* begin Provided records *

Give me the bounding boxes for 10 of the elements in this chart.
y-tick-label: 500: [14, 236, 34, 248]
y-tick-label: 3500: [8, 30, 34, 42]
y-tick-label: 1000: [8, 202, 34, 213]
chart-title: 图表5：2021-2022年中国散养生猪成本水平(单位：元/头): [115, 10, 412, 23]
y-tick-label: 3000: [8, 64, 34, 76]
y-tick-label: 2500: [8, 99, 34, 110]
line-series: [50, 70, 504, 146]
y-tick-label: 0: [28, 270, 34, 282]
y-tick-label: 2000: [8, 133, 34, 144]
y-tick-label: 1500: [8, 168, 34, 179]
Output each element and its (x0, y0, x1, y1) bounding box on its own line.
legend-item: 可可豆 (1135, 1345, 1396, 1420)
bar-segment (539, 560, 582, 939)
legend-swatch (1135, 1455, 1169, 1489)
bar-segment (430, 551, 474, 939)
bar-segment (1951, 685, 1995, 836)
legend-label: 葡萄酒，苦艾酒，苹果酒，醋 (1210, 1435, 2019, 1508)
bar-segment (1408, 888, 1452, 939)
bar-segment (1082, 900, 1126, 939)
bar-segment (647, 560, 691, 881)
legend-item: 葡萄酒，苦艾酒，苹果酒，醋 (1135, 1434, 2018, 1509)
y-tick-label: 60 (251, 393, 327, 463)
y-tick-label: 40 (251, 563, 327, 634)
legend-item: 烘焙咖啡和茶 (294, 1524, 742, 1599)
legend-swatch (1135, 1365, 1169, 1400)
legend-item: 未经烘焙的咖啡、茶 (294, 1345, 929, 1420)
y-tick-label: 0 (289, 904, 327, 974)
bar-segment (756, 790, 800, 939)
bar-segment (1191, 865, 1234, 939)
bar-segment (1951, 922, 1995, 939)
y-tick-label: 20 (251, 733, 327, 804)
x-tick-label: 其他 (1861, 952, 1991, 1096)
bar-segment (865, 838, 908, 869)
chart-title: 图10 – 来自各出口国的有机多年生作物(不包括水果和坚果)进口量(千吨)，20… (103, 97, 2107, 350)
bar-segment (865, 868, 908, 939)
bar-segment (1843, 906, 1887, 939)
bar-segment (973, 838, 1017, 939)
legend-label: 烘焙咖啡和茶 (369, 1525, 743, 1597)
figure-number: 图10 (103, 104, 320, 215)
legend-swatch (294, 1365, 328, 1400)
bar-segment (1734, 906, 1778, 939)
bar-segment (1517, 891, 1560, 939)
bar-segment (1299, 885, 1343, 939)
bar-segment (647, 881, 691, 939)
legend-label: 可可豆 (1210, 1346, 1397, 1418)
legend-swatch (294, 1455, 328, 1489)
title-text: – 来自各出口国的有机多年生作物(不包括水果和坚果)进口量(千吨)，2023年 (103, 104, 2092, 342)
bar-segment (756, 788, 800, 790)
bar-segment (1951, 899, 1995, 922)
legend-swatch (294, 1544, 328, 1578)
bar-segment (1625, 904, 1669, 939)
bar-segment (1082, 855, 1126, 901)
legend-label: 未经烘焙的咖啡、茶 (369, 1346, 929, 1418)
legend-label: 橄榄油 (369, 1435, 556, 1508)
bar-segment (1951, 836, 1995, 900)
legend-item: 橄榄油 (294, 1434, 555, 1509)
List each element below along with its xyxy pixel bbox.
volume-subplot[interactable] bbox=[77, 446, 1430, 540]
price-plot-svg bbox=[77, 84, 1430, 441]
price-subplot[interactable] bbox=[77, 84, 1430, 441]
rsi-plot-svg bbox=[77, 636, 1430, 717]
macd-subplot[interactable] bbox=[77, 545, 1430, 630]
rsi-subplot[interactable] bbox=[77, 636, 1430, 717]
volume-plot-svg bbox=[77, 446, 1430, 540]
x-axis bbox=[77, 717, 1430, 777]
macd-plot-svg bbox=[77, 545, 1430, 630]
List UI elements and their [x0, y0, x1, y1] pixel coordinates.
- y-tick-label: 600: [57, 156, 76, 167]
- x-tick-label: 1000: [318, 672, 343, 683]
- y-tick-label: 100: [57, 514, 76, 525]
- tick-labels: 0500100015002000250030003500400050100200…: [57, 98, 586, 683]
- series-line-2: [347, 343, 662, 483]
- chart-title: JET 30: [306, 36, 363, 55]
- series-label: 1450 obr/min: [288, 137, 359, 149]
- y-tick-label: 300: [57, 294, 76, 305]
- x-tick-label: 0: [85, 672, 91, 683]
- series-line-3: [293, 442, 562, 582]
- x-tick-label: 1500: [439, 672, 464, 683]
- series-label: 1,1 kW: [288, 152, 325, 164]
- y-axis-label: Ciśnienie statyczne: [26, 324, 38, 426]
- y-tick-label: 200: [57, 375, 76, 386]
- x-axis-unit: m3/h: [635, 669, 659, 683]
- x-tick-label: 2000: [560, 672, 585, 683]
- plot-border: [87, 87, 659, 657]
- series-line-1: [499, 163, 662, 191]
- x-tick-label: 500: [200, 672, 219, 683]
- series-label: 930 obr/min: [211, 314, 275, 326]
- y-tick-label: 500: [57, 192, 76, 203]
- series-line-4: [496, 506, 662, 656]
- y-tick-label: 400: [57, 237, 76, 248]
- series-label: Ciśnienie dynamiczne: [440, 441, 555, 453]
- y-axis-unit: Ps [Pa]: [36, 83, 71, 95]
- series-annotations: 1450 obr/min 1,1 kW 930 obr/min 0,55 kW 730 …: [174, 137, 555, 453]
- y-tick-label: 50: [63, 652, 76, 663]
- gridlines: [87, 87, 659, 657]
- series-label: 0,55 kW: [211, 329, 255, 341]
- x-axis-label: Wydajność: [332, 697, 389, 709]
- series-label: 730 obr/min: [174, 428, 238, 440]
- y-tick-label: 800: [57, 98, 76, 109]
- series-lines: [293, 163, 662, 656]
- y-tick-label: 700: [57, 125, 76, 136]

* end Provided records *

Format every line in the records above as a numbered list, leaving out any blank lines.

# Solution
1. Give me the bounding boxes for 10 of the elements in this chart.
2. y-tick-label: 500: [14, 236, 34, 248]
3. y-tick-label: 3500: [8, 30, 34, 42]
4. y-tick-label: 1000: [8, 202, 34, 213]
5. chart-title: 图表5：2021-2022年中国散养生猪成本水平(单位：元/头): [115, 10, 412, 23]
6. y-tick-label: 3000: [8, 64, 34, 76]
7. y-tick-label: 2500: [8, 99, 34, 110]
8. line-series: [50, 70, 504, 146]
9. y-tick-label: 0: [28, 270, 34, 282]
10. y-tick-label: 2000: [8, 133, 34, 144]
11. y-tick-label: 1500: [8, 168, 34, 179]
12. Output each element and its (x0, y0, x1, y1) bounding box on its own line.
13. legend-item: 可可豆 (1135, 1345, 1396, 1420)
14. bar-segment (539, 560, 582, 939)
15. legend-swatch (1135, 1455, 1169, 1489)
16. bar-segment (430, 551, 474, 939)
17. bar-segment (1951, 685, 1995, 836)
18. legend-label: 葡萄酒，苦艾酒，苹果酒，醋 (1210, 1435, 2019, 1508)
19. bar-segment (1408, 888, 1452, 939)
20. bar-segment (1082, 900, 1126, 939)
21. bar-segment (647, 560, 691, 881)
22. legend-item: 葡萄酒，苦艾酒，苹果酒，醋 (1135, 1434, 2018, 1509)
23. y-tick-label: 60 (251, 393, 327, 463)
24. y-tick-label: 40 (251, 563, 327, 634)
25. legend-item: 烘焙咖啡和茶 (294, 1524, 742, 1599)
26. legend-swatch (1135, 1365, 1169, 1400)
27. legend-item: 未经烘焙的咖啡、茶 (294, 1345, 929, 1420)
28. y-tick-label: 0 (289, 904, 327, 974)
29. bar-segment (756, 790, 800, 939)
30. bar-segment (1191, 865, 1234, 939)
31. bar-segment (1951, 922, 1995, 939)
32. y-tick-label: 20 (251, 733, 327, 804)
33. x-tick-label: 其他 (1861, 952, 1991, 1096)
34. bar-segment (865, 838, 908, 869)
35. chart-title: 图10 – 来自各出口国的有机多年生作物(不包括水果和坚果)进口量(千吨)，20… (103, 97, 2107, 350)
36. bar-segment (865, 868, 908, 939)
37. bar-segment (1843, 906, 1887, 939)
38. bar-segment (973, 838, 1017, 939)
39. legend-label: 烘焙咖啡和茶 (369, 1525, 743, 1597)
40. figure-number: 图10 (103, 104, 320, 215)
41. legend-swatch (294, 1365, 328, 1400)
42. bar-segment (1734, 906, 1778, 939)
43. bar-segment (1517, 891, 1560, 939)
44. bar-segment (1299, 885, 1343, 939)
45. bar-segment (647, 881, 691, 939)
46. legend-label: 可可豆 (1210, 1346, 1397, 1418)
47. legend-swatch (294, 1455, 328, 1489)
48. title-text: – 来自各出口国的有机多年生作物(不包括水果和坚果)进口量(千吨)，2023年 (103, 104, 2092, 342)
49. bar-segment (756, 788, 800, 790)
50. bar-segment (1951, 899, 1995, 922)
51. legend-swatch (294, 1544, 328, 1578)
52. bar-segment (1625, 904, 1669, 939)
53. bar-segment (1082, 855, 1126, 901)
54. legend-label: 未经烘焙的咖啡、茶 (369, 1346, 929, 1418)
55. legend-label: 橄榄油 (369, 1435, 556, 1508)
56. bar-segment (1951, 836, 1995, 900)
57. legend-item: 橄榄油 (294, 1434, 555, 1509)
58. List each element below along with its xyxy pixel bbox.
59. volume-subplot[interactable] bbox=[77, 446, 1430, 540]
60. price-plot-svg bbox=[77, 84, 1430, 441]
61. price-subplot[interactable] bbox=[77, 84, 1430, 441]
62. rsi-plot-svg bbox=[77, 636, 1430, 717]
63. macd-subplot[interactable] bbox=[77, 545, 1430, 630]
64. rsi-subplot[interactable] bbox=[77, 636, 1430, 717]
65. volume-plot-svg bbox=[77, 446, 1430, 540]
66. x-axis bbox=[77, 717, 1430, 777]
67. macd-plot-svg bbox=[77, 545, 1430, 630]
68. List UI elements and their [x0, y0, x1, y1] pixel coordinates.
69. - y-tick-label: 600: [57, 156, 76, 167]
70. - x-tick-label: 1000: [318, 672, 343, 683]
71. - y-tick-label: 100: [57, 514, 76, 525]
72. - tick-labels: 0500100015002000250030003500400050100200…: [57, 98, 586, 683]
73. - series-line-2: [347, 343, 662, 483]
74. - chart-title: JET 30: [306, 36, 363, 55]
75. - series-label: 1450 obr/min: [288, 137, 359, 149]
76. - y-tick-label: 300: [57, 294, 76, 305]
77. - x-tick-label: 0: [85, 672, 91, 683]
78. - series-line-3: [293, 442, 562, 582]
79. - x-tick-label: 1500: [439, 672, 464, 683]
80. - series-label: 1,1 kW: [288, 152, 325, 164]
81. - y-axis-label: Ciśnienie statyczne: [26, 324, 38, 426]
82. - y-tick-label: 200: [57, 375, 76, 386]
83. - x-axis-unit: m3/h: [635, 669, 659, 683]
84. - x-tick-label: 2000: [560, 672, 585, 683]
85. - plot-border: [87, 87, 659, 657]
86. - series-line-1: [499, 163, 662, 191]
87. - x-tick-label: 500: [200, 672, 219, 683]
88. - series-label: 930 obr/min: [211, 314, 275, 326]
89. - y-tick-label: 500: [57, 192, 76, 203]
90. - series-line-4: [496, 506, 662, 656]
91. - y-tick-label: 400: [57, 237, 76, 248]
92. - series-label: Ciśnienie dynamiczne: [440, 441, 555, 453]
93. - y-axis-unit: Ps [Pa]: [36, 83, 71, 95]
94. - series-annotations: 1450 obr/min 1,1 kW 930 obr/min 0,55 kW 730 …: [174, 137, 555, 453]
95. - y-tick-label: 50: [63, 652, 76, 663]
96. - gridlines: [87, 87, 659, 657]
97. - series-label: 0,55 kW: [211, 329, 255, 341]
98. - x-axis-label: Wydajność: [332, 697, 389, 709]
99. - series-label: 730 obr/min: [174, 428, 238, 440]
100. - y-tick-label: 800: [57, 98, 76, 109]
101. - series-lines: [293, 163, 662, 656]
102. - y-tick-label: 700: [57, 125, 76, 136]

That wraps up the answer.